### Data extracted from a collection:

□ □ □ □

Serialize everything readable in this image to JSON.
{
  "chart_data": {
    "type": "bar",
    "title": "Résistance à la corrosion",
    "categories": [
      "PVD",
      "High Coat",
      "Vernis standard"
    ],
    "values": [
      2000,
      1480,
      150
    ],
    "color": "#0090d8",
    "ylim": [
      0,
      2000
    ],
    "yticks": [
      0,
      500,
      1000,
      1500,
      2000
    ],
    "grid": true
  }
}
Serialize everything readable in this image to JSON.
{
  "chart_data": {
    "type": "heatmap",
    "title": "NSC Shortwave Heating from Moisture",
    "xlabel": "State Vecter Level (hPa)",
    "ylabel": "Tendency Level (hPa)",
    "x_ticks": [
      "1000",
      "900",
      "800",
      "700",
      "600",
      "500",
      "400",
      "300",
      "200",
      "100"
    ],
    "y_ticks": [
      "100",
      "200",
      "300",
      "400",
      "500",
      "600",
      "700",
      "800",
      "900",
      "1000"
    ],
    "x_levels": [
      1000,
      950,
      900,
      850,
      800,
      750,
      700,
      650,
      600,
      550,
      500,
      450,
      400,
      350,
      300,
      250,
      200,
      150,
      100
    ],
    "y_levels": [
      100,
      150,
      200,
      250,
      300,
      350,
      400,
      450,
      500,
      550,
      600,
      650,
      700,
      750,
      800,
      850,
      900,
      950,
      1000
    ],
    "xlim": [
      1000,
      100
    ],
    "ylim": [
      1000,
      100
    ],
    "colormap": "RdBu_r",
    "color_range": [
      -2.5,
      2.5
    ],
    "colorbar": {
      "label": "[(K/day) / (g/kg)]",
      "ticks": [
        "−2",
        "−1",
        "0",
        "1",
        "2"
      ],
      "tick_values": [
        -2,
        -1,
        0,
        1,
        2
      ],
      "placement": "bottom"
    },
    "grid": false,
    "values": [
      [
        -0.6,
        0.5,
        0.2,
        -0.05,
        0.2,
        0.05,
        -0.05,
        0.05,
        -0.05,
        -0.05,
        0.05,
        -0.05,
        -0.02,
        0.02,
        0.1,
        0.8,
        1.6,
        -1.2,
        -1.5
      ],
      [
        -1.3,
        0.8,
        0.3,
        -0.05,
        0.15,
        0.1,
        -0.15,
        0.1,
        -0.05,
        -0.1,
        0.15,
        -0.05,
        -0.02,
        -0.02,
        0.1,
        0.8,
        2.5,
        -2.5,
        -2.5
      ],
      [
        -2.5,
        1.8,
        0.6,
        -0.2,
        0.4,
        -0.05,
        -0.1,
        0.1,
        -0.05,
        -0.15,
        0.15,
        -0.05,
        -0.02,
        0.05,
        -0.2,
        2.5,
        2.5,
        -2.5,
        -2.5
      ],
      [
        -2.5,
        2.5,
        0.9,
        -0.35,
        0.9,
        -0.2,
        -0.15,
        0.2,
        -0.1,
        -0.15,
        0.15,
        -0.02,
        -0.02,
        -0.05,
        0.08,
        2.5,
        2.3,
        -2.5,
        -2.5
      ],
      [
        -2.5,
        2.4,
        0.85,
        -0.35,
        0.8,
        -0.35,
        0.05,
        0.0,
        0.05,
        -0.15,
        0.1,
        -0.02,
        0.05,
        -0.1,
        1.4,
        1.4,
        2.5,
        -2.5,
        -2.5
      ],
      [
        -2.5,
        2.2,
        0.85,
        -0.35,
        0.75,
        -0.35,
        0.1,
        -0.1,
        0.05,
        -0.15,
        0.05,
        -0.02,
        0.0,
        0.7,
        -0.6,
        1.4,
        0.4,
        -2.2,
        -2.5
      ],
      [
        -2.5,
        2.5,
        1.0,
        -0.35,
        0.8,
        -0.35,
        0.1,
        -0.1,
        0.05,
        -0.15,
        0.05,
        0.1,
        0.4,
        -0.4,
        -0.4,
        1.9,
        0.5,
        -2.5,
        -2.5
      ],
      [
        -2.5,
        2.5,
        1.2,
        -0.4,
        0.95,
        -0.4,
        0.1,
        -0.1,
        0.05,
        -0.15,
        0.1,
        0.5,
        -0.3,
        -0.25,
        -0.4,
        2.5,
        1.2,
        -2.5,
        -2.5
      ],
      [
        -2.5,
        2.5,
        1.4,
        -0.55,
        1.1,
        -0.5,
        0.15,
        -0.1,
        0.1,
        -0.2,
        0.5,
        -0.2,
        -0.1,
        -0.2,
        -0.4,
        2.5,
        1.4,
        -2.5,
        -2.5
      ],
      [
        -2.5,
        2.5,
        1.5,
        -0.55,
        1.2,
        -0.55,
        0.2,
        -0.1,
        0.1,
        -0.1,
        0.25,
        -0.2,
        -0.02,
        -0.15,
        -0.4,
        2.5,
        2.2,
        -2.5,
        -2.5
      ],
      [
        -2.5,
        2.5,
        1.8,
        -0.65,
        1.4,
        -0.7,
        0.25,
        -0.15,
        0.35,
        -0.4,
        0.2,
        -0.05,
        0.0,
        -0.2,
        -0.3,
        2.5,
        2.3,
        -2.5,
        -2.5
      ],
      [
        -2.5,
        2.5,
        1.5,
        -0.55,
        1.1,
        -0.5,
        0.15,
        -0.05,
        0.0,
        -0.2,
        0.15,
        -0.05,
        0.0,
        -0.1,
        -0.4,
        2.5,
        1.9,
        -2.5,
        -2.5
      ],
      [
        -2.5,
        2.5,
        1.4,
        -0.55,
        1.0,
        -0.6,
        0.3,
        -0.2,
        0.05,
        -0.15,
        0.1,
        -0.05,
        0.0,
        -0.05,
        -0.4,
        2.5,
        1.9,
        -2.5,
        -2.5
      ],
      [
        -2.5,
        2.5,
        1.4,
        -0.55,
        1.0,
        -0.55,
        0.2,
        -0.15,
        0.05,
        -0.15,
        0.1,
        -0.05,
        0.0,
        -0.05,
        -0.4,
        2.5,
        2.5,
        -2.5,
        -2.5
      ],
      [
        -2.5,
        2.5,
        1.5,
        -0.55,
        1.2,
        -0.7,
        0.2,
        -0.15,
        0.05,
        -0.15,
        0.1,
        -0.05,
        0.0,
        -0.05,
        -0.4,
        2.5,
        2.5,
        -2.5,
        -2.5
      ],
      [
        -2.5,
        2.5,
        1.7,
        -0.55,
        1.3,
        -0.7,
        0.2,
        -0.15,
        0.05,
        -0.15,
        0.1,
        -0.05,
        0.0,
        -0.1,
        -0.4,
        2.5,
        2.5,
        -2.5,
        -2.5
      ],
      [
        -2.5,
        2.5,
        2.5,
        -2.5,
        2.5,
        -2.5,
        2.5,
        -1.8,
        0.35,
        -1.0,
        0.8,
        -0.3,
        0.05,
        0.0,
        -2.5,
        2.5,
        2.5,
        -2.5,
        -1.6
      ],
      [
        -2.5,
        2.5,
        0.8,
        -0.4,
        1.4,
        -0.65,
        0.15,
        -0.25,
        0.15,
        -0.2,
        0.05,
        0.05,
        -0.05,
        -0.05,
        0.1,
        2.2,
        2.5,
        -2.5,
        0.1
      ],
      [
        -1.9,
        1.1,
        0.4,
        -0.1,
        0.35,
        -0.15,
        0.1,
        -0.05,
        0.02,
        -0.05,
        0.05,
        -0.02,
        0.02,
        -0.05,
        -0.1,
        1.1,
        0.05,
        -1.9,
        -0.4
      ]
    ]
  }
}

□ □ □ □

### Stated exercise:
Above are some records. Print them all exactly.

### Problem solution:
Serialize everything readable in this image to JSON.
{
  "chart_data": {
    "type": "bar",
    "title": "Résistance à la corrosion",
    "categories": [
      "PVD",
      "High Coat",
      "Vernis standard"
    ],
    "values": [
      2000,
      1480,
      150
    ],
    "color": "#0090d8",
    "ylim": [
      0,
      2000
    ],
    "yticks": [
      0,
      500,
      1000,
      1500,
      2000
    ],
    "grid": true
  }
}
Serialize everything readable in this image to JSON.
{
  "chart_data": {
    "type": "heatmap",
    "title": "NSC Shortwave Heating from Moisture",
    "xlabel": "State Vecter Level (hPa)",
    "ylabel": "Tendency Level (hPa)",
    "x_ticks": [
      "1000",
      "900",
      "800",
      "700",
      "600",
      "500",
      "400",
      "300",
      "200",
      "100"
    ],
    "y_ticks": [
      "100",
      "200",
      "300",
      "400",
      "500",
      "600",
      "700",
      "800",
      "900",
      "1000"
    ],
    "x_levels": [
      1000,
      950,
      900,
      850,
      800,
      750,
      700,
      650,
      600,
      550,
      500,
      450,
      400,
      350,
      300,
      250,
      200,
      150,
      100
    ],
    "y_levels": [
      100,
      150,
      200,
      250,
      300,
      350,
      400,
      450,
      500,
      550,
      600,
      650,
      700,
      750,
      800,
      850,
      900,
      950,
      1000
    ],
    "xlim": [
      1000,
      100
    ],
    "ylim": [
      1000,
      100
    ],
    "colormap": "RdBu_r",
    "color_range": [
      -2.5,
      2.5
    ],
    "colorbar": {
      "label": "[(K/day) / (g/kg)]",
      "ticks": [
        "−2",
        "−1",
        "0",
        "1",
        "2"
      ],
      "tick_values": [
        -2,
        -1,
        0,
        1,
        2
      ],
      "placement": "bottom"
    },
    "grid": false,
    "values": [
      [
        -0.6,
        0.5,
        0.2,
        -0.05,
        0.2,
        0.05,
        -0.05,
        0.05,
        -0.05,
        -0.05,
        0.05,
        -0.05,
        -0.02,
        0.02,
        0.1,
        0.8,
        1.6,
        -1.2,
        -1.5
      ],
      [
        -1.3,
        0.8,
        0.3,
        -0.05,
        0.15,
        0.1,
        -0.15,
        0.1,
        -0.05,
        -0.1,
        0.15,
        -0.05,
        -0.02,
        -0.02,
        0.1,
        0.8,
        2.5,
        -2.5,
        -2.5
      ],
      [
        -2.5,
        1.8,
        0.6,
        -0.2,
        0.4,
        -0.05,
        -0.1,
        0.1,
        -0.05,
        -0.15,
        0.15,
        -0.05,
        -0.02,
        0.05,
        -0.2,
        2.5,
        2.5,
        -2.5,
        -2.5
      ],
      [
        -2.5,
        2.5,
        0.9,
        -0.35,
        0.9,
        -0.2,
        -0.15,
        0.2,
        -0.1,
        -0.15,
        0.15,
        -0.02,
        -0.02,
        -0.05,
        0.08,
        2.5,
        2.3,
        -2.5,
        -2.5
      ],
      [
        -2.5,
        2.4,
        0.85,
        -0.35,
        0.8,
        -0.35,
        0.05,
        0.0,
        0.05,
        -0.15,
        0.1,
        -0.02,
        0.05,
        -0.1,
        1.4,
        1.4,
        2.5,
        -2.5,
        -2.5
      ],
      [
        -2.5,
        2.2,
        0.85,
        -0.35,
        0.75,
        -0.35,
        0.1,
        -0.1,
        0.05,
        -0.15,
        0.05,
        -0.02,
        0.0,
        0.7,
        -0.6,
        1.4,
        0.4,
        -2.2,
        -2.5
      ],
      [
        -2.5,
        2.5,
        1.0,
        -0.35,
        0.8,
        -0.35,
        0.1,
        -0.1,
        0.05,
        -0.15,
        0.05,
        0.1,
        0.4,
        -0.4,
        -0.4,
        1.9,
        0.5,
        -2.5,
        -2.5
      ],
      [
        -2.5,
        2.5,
        1.2,
        -0.4,
        0.95,
        -0.4,
        0.1,
        -0.1,
        0.05,
        -0.15,
        0.1,
        0.5,
        -0.3,
        -0.25,
        -0.4,
        2.5,
        1.2,
        -2.5,
        -2.5
      ],
      [
        -2.5,
        2.5,
        1.4,
        -0.55,
        1.1,
        -0.5,
        0.15,
        -0.1,
        0.1,
        -0.2,
        0.5,
        -0.2,
        -0.1,
        -0.2,
        -0.4,
        2.5,
        1.4,
        -2.5,
        -2.5
      ],
      [
        -2.5,
        2.5,
        1.5,
        -0.55,
        1.2,
        -0.55,
        0.2,
        -0.1,
        0.1,
        -0.1,
        0.25,
        -0.2,
        -0.02,
        -0.15,
        -0.4,
        2.5,
        2.2,
        -2.5,
        -2.5
      ],
      [
        -2.5,
        2.5,
        1.8,
        -0.65,
        1.4,
        -0.7,
        0.25,
        -0.15,
        0.35,
        -0.4,
        0.2,
        -0.05,
        0.0,
        -0.2,
        -0.3,
        2.5,
        2.3,
        -2.5,
        -2.5
      ],
      [
        -2.5,
        2.5,
        1.5,
        -0.55,
        1.1,
        -0.5,
        0.15,
        -0.05,
        0.0,
        -0.2,
        0.15,
        -0.05,
        0.0,
        -0.1,
        -0.4,
        2.5,
        1.9,
        -2.5,
        -2.5
      ],
      [
        -2.5,
        2.5,
        1.4,
        -0.55,
        1.0,
        -0.6,
        0.3,
        -0.2,
        0.05,
        -0.15,
        0.1,
        -0.05,
        0.0,
        -0.05,
        -0.4,
        2.5,
        1.9,
        -2.5,
        -2.5
      ],
      [
        -2.5,
        2.5,
        1.4,
        -0.55,
        1.0,
        -0.55,
        0.2,
        -0.15,
        0.05,
        -0.15,
        0.1,
        -0.05,
        0.0,
        -0.05,
        -0.4,
        2.5,
        2.5,
        -2.5,
        -2.5
      ],
      [
        -2.5,
        2.5,
        1.5,
        -0.55,
        1.2,
        -0.7,
        0.2,
        -0.15,
        0.05,
        -0.15,
        0.1,
        -0.05,
        0.0,
        -0.05,
        -0.4,
        2.5,
        2.5,
        -2.5,
        -2.5
      ],
      [
        -2.5,
        2.5,
        1.7,
        -0.55,
        1.3,
        -0.7,
        0.2,
        -0.15,
        0.05,
        -0.15,
        0.1,
        -0.05,
        0.0,
        -0.1,
        -0.4,
        2.5,
        2.5,
        -2.5,
        -2.5
      ],
      [
        -2.5,
        2.5,
        2.5,
        -2.5,
        2.5,
        -2.5,
        2.5,
        -1.8,
        0.35,
        -1.0,
        0.8,
        -0.3,
        0.05,
        0.0,
        -2.5,
        2.5,
        2.5,
        -2.5,
        -1.6
      ],
      [
        -2.5,
        2.5,
        0.8,
        -0.4,
        1.4,
        -0.65,
        0.15,
        -0.25,
        0.15,
        -0.2,
        0.05,
        0.05,
        -0.05,
        -0.05,
        0.1,
        2.2,
        2.5,
        -2.5,
        0.1
      ],
      [
        -1.9,
        1.1,
        0.4,
        -0.1,
        0.35,
        -0.15,
        0.1,
        -0.05,
        0.02,
        -0.05,
        0.05,
        -0.02,
        0.02,
        -0.05,
        -0.1,
        1.1,
        0.05,
        -1.9,
        -0.4
      ]
    ]
  }
}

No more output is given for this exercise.